**YOUR TASK:**
Recast the lines from the one containing "candle-body bbox=[517, 1074, 531, 1118]" through the one containing "ratio-label: 0.618 bbox=[152, 806, 235, 847]", both included, as a numbered list, omitting any blank lines.

**Spatial annotation records:**
+ + + + + + +

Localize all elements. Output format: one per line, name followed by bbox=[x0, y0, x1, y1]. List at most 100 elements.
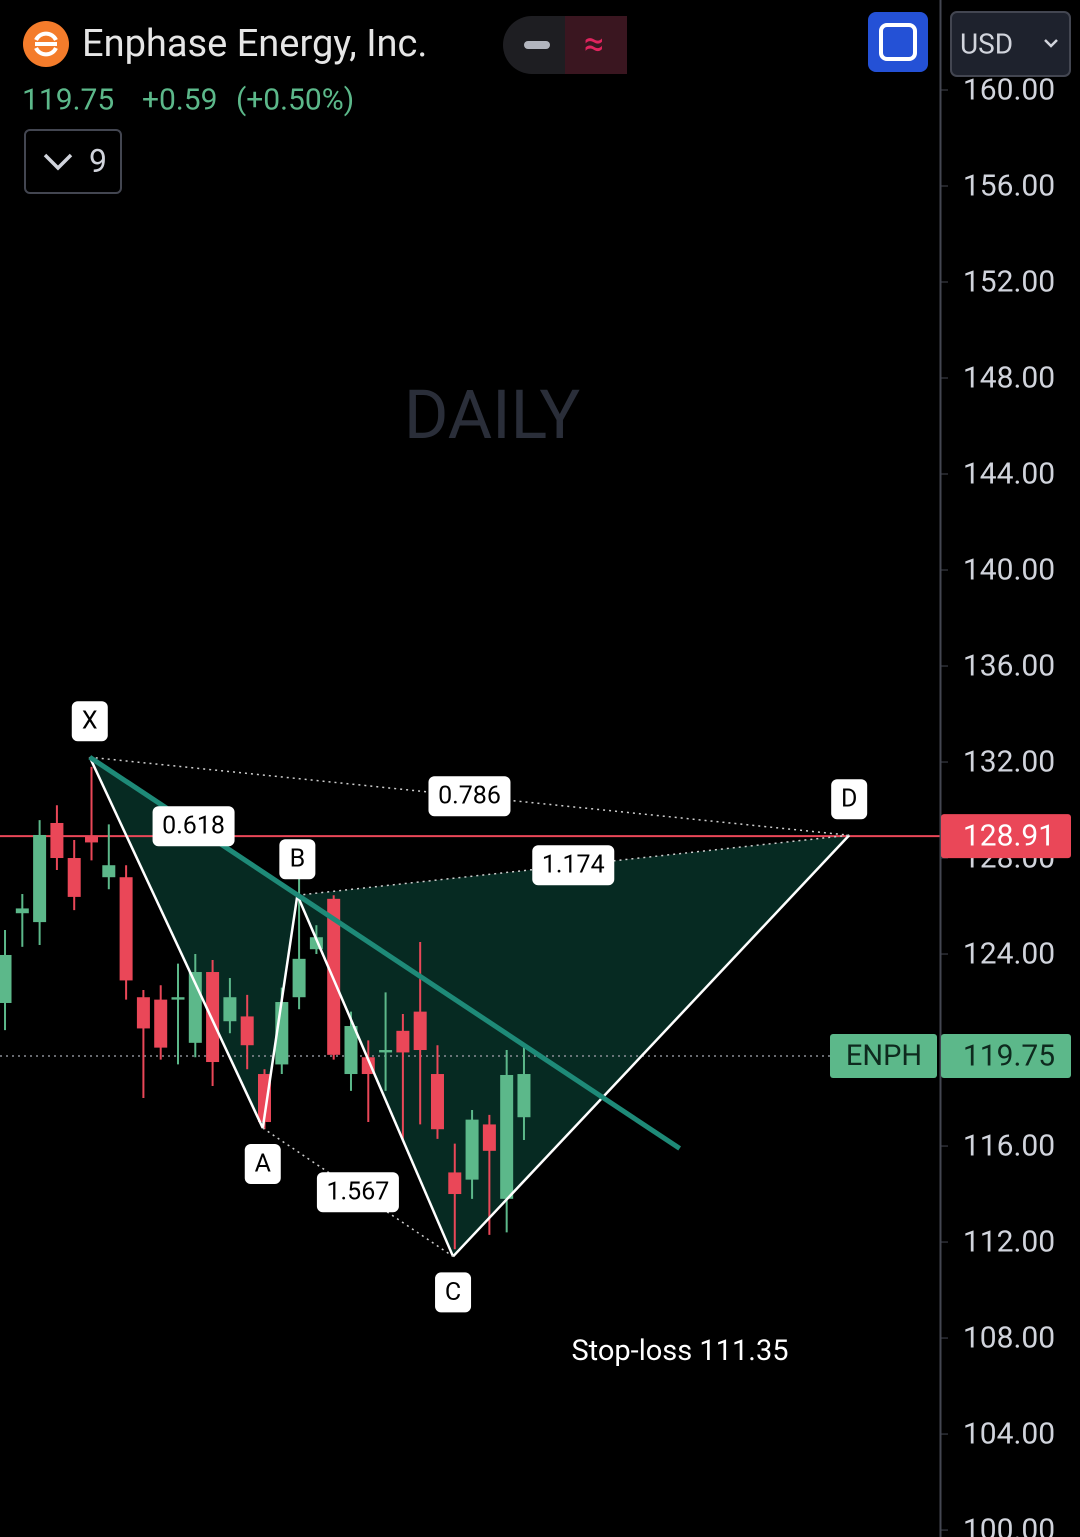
candle-body bbox=[517, 1074, 531, 1118]
candle-body bbox=[50, 822, 64, 859]
label-box bbox=[244, 1144, 281, 1185]
y-tick-label: 140.00 bbox=[963, 553, 1055, 588]
ratio-label: 1.567 bbox=[316, 1172, 399, 1213]
y-tick-label: 116.00 bbox=[963, 1129, 1055, 1164]
candle-body bbox=[448, 1172, 462, 1195]
y-tick-label: 148.00 bbox=[963, 361, 1055, 396]
y-tick-label: 144.00 bbox=[963, 457, 1055, 492]
alert-price-box bbox=[941, 814, 1071, 859]
point-text: X bbox=[82, 707, 98, 736]
y-tick-label: 152.00 bbox=[963, 265, 1055, 300]
symbol-box bbox=[830, 1034, 937, 1079]
candle-body bbox=[15, 908, 29, 914]
point-label: A bbox=[244, 1144, 281, 1185]
candle-body bbox=[206, 972, 220, 1063]
candle-body bbox=[171, 997, 185, 1000]
watermark: DAILY bbox=[404, 375, 580, 455]
point-label: D bbox=[831, 779, 868, 820]
ratio-label: 0.618 bbox=[152, 806, 235, 847]
chevron bbox=[43, 153, 73, 171]
currency-select[interactable] bbox=[950, 11, 1071, 77]
y-tick-label: 112.00 bbox=[963, 1225, 1055, 1260]
symbol-label: ENPH bbox=[846, 1039, 922, 1073]
indicator-count: 9 bbox=[89, 142, 107, 180]
candle-body bbox=[0, 954, 12, 1003]
point-text: A bbox=[255, 1150, 271, 1179]
candle-body bbox=[413, 1011, 427, 1051]
ratio-line bbox=[89, 756, 850, 836]
ratio-label: 0.786 bbox=[428, 776, 511, 817]
ratio-text: 0.618 bbox=[162, 812, 225, 841]
pattern-leg bbox=[88, 756, 264, 1129]
alert-price-label: 128.91 bbox=[963, 819, 1055, 854]
candle-body bbox=[223, 997, 237, 1022]
plot: 0.618 1.567 1.174 0.786 X A B C D Stop-loss 111.3… bbox=[0, 701, 940, 1368]
logo-glyph bbox=[34, 31, 58, 57]
symbol-title: Enphase Energy, Inc. bbox=[82, 22, 427, 66]
point-text: C bbox=[445, 1278, 461, 1307]
toggle-active[interactable] bbox=[565, 16, 627, 74]
fullscreen-button[interactable] bbox=[868, 12, 928, 72]
ratio-text: 0.786 bbox=[438, 782, 501, 811]
point-text: B bbox=[290, 845, 306, 874]
candle-body bbox=[465, 1119, 479, 1180]
price-axis: 100.00104.00108.00112.00116.00120.00124.… bbox=[830, 73, 1071, 1537]
candle-body bbox=[292, 958, 306, 998]
point-label: B bbox=[279, 839, 316, 880]
ratio-text: 1.567 bbox=[327, 1178, 390, 1207]
last-price: 119.75 bbox=[22, 83, 114, 118]
y-tick-label: 100.00 bbox=[963, 1513, 1055, 1537]
indicator-toggle[interactable] bbox=[24, 129, 122, 194]
wave-icon: ≈ bbox=[584, 23, 604, 65]
pattern-leg bbox=[261, 895, 299, 1129]
last-price-label: 119.75 bbox=[963, 1039, 1055, 1074]
candle-body bbox=[482, 1124, 496, 1151]
minus-icon bbox=[524, 41, 550, 49]
label-box bbox=[428, 776, 511, 817]
label-box bbox=[152, 806, 235, 847]
point-label: C bbox=[435, 1272, 472, 1313]
candle-body bbox=[85, 836, 99, 843]
candle-body bbox=[240, 1016, 254, 1046]
y-tick-label: 124.00 bbox=[963, 937, 1055, 972]
price-change: +0.59 bbox=[142, 83, 218, 118]
y-tick-label: 132.00 bbox=[963, 745, 1055, 780]
candle-body bbox=[136, 997, 150, 1029]
chevron bbox=[1044, 39, 1058, 48]
label-box bbox=[532, 845, 615, 886]
ratio-text: 1.174 bbox=[542, 851, 605, 880]
y-tick-label: 160.00 bbox=[963, 73, 1055, 108]
pattern-leg bbox=[452, 834, 851, 1258]
candle-body bbox=[67, 858, 81, 897]
y-tick-label: 104.00 bbox=[963, 1417, 1055, 1452]
ratio-label: 1.174 bbox=[532, 845, 615, 886]
y-tick-label: 108.00 bbox=[963, 1321, 1055, 1356]
pattern-fill bbox=[297, 835, 850, 1257]
label-box bbox=[316, 1172, 399, 1213]
label-box bbox=[435, 1272, 472, 1313]
candle-body bbox=[396, 1030, 410, 1053]
label-box bbox=[831, 779, 868, 820]
price-change-pct: (+0.50%) bbox=[236, 83, 354, 118]
label-box bbox=[71, 701, 108, 742]
fullscreen-icon bbox=[879, 23, 917, 61]
candle-body bbox=[154, 999, 168, 1048]
candle-body bbox=[379, 1050, 393, 1053]
candle-body bbox=[430, 1074, 444, 1130]
y-tick-label: 156.00 bbox=[963, 169, 1055, 204]
candle-body bbox=[500, 1074, 514, 1199]
currency: USD bbox=[960, 28, 1013, 61]
point-text: D bbox=[841, 785, 857, 814]
y-tick-label: 136.00 bbox=[963, 649, 1055, 684]
candle-body bbox=[119, 877, 133, 981]
point-label: X bbox=[71, 701, 108, 742]
last-price-box bbox=[941, 1034, 1071, 1079]
candle-body bbox=[102, 865, 116, 878]
annotation: Stop-loss 111.35 bbox=[571, 1334, 788, 1368]
candle-body bbox=[344, 1026, 358, 1075]
label-box bbox=[279, 839, 316, 880]
pattern-leg bbox=[296, 894, 455, 1257]
candle-body bbox=[33, 834, 47, 923]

+ + + + + + +

**EXPECTED ANSWER:**
1. candle-body bbox=[517, 1074, 531, 1118]
2. candle-body bbox=[50, 822, 64, 859]
3. label-box bbox=[244, 1144, 281, 1185]
4. y-tick-label: 140.00 bbox=[963, 553, 1055, 588]
5. ratio-label: 1.567 bbox=[316, 1172, 399, 1213]
6. y-tick-label: 116.00 bbox=[963, 1129, 1055, 1164]
7. candle-body bbox=[448, 1172, 462, 1195]
8. y-tick-label: 148.00 bbox=[963, 361, 1055, 396]
9. y-tick-label: 144.00 bbox=[963, 457, 1055, 492]
10. alert-price-box bbox=[941, 814, 1071, 859]
11. point-text: X bbox=[82, 707, 98, 736]
12. y-tick-label: 152.00 bbox=[963, 265, 1055, 300]
13. symbol-box bbox=[830, 1034, 937, 1079]
14. candle-body bbox=[15, 908, 29, 914]
15. point-label: A bbox=[244, 1144, 281, 1185]
16. candle-body bbox=[206, 972, 220, 1063]
17. candle-body bbox=[171, 997, 185, 1000]
18. watermark: DAILY bbox=[404, 375, 580, 455]
19. point-label: D bbox=[831, 779, 868, 820]
20. ratio-label: 0.618 bbox=[152, 806, 235, 847]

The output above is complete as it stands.